— Short exercise —
Collect the lines of the entries where "screenshot" shows up.

— Dataset rows —
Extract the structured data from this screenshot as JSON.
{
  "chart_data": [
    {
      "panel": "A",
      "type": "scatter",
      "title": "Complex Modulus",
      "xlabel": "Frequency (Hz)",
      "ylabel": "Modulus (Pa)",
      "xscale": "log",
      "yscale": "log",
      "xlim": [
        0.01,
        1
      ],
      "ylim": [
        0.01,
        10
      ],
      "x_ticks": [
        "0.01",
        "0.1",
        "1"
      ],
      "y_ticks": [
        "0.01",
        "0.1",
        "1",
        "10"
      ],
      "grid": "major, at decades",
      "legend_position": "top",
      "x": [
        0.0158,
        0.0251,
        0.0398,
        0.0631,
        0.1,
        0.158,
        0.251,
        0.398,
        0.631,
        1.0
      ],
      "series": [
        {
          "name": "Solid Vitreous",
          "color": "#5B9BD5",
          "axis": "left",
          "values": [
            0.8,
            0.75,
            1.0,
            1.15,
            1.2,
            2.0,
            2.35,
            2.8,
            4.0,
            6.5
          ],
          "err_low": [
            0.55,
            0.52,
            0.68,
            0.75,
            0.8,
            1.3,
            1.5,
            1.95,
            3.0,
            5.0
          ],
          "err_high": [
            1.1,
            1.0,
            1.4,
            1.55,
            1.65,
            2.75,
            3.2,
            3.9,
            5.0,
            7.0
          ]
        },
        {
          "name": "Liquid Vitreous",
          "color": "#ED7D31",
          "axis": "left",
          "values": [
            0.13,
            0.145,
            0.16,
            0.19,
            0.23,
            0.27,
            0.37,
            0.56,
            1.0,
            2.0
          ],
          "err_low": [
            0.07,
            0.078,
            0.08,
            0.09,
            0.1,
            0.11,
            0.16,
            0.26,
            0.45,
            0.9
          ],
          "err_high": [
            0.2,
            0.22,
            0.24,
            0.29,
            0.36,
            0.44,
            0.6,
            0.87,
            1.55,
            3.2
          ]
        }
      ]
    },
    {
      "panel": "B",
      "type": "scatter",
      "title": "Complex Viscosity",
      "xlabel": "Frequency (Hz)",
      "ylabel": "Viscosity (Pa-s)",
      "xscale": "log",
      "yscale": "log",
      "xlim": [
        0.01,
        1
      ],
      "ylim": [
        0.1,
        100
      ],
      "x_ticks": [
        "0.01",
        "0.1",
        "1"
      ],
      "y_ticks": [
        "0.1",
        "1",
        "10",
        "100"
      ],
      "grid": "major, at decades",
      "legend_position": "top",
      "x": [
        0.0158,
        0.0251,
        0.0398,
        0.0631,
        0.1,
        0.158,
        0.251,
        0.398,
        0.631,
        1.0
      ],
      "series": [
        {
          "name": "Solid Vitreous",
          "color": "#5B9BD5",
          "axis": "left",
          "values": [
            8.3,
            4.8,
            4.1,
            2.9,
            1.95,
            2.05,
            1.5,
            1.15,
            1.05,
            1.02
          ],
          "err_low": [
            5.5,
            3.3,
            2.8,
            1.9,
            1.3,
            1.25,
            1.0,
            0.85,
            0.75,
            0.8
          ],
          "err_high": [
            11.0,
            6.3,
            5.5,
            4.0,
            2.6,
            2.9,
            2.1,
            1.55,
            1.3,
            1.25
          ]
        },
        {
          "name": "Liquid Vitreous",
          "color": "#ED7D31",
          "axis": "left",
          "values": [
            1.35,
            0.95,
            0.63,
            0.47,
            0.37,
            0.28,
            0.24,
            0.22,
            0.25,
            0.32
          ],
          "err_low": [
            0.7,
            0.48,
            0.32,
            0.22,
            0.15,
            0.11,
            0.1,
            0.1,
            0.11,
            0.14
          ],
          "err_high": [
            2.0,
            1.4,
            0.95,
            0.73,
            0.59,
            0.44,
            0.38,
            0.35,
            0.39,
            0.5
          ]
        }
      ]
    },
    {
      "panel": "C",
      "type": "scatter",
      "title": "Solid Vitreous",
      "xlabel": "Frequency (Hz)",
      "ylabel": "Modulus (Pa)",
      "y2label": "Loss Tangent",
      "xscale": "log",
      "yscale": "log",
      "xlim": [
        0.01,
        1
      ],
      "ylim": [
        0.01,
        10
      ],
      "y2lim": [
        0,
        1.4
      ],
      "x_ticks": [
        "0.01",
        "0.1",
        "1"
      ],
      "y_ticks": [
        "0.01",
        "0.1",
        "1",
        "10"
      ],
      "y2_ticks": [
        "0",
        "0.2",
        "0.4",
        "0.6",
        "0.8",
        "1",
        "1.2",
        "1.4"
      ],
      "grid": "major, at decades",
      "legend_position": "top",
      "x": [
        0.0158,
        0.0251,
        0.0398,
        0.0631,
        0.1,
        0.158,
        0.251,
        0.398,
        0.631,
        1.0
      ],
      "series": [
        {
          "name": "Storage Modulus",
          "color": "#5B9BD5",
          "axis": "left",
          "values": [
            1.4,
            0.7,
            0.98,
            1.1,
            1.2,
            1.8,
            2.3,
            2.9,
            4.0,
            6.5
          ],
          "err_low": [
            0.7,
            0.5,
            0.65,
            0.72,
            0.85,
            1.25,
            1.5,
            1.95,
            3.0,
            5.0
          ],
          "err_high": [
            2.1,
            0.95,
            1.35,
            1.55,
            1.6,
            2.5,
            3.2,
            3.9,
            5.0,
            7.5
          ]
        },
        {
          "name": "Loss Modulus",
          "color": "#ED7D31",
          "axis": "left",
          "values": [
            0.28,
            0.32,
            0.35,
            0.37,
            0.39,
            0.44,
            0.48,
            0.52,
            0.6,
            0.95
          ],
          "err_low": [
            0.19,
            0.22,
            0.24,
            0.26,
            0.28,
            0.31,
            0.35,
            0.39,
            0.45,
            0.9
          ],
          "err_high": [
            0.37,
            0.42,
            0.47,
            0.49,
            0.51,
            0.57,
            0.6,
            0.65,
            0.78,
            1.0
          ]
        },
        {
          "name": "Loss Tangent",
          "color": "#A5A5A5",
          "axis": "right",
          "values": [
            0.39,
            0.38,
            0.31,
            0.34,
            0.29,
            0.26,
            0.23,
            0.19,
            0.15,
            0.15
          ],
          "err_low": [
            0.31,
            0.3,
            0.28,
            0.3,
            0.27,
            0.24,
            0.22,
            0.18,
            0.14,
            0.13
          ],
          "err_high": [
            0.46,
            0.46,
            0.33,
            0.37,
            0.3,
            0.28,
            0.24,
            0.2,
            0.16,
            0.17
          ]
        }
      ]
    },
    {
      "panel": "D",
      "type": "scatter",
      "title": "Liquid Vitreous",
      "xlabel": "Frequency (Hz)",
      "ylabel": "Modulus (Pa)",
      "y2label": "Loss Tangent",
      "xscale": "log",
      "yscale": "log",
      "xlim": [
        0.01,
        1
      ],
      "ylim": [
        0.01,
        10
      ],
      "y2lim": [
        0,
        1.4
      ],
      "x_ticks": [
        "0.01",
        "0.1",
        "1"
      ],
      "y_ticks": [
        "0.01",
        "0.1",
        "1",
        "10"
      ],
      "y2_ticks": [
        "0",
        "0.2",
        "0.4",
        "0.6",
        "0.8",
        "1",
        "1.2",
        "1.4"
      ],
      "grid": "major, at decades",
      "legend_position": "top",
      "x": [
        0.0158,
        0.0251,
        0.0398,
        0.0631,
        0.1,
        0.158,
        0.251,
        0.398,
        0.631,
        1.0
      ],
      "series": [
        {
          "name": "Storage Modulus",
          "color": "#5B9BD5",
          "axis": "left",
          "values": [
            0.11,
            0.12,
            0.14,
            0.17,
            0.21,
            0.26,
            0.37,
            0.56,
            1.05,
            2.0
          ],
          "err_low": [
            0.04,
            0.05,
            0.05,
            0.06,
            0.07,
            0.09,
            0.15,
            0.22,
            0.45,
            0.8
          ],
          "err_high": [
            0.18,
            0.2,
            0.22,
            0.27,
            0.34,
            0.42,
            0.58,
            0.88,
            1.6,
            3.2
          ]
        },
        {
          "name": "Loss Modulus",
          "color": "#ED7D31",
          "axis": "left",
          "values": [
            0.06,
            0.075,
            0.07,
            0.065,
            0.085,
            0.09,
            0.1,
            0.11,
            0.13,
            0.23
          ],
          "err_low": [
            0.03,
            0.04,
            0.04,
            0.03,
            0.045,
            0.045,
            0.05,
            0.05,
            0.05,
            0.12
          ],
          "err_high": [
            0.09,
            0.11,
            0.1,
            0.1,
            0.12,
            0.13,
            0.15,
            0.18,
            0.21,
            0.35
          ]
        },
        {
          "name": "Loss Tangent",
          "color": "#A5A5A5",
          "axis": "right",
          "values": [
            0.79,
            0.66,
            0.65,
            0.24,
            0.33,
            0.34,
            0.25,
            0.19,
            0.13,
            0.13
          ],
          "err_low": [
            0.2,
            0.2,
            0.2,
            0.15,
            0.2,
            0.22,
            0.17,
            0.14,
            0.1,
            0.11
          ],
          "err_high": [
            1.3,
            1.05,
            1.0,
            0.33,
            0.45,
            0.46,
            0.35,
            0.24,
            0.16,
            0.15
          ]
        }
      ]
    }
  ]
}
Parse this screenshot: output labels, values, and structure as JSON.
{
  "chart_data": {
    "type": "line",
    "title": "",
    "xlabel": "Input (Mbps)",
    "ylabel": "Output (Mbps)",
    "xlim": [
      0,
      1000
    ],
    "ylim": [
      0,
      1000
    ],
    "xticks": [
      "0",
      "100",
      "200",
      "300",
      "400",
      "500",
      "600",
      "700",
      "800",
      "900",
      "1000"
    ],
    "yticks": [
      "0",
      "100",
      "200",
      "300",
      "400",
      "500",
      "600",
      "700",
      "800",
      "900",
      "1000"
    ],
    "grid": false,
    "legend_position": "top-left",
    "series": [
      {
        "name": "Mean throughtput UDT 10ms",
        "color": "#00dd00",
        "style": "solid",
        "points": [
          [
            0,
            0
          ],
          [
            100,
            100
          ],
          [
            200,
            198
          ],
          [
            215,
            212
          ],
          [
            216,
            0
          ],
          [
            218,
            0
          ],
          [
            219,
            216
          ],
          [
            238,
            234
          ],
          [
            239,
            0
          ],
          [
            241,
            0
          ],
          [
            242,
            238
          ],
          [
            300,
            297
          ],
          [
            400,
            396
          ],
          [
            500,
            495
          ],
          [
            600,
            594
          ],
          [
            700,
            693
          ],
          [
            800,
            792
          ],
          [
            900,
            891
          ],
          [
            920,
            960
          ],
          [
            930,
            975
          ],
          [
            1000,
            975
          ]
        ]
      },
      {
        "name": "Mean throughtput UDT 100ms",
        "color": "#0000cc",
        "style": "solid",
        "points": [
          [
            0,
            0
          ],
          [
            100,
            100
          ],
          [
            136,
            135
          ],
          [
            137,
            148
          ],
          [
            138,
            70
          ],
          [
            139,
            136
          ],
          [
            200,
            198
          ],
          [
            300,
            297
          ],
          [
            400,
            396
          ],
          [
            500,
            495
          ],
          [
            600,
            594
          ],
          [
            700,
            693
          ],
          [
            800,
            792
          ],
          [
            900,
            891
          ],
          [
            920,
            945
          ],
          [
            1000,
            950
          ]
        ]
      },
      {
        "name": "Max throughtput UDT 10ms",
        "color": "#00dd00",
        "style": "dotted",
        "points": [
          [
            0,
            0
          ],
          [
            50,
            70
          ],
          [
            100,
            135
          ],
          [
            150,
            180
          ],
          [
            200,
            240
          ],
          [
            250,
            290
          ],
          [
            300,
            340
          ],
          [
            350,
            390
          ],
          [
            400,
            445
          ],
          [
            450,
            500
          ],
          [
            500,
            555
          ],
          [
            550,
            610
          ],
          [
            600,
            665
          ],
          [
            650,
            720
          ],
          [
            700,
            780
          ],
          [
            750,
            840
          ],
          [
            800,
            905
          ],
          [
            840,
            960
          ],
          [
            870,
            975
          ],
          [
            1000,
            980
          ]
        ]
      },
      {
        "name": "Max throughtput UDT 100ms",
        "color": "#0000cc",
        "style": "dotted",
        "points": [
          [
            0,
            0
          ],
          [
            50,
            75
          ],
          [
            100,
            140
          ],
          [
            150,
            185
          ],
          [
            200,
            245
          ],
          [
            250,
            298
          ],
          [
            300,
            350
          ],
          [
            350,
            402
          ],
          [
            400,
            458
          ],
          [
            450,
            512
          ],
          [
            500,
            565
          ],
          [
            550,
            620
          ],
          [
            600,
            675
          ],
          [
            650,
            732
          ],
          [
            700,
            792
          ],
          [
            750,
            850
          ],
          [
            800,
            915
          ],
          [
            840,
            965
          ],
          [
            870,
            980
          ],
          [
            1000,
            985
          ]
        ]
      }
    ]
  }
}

— Task response —
Extract the structured data from this screenshot as JSON.
Parse this screenshot: output labels, values, and structure as JSON.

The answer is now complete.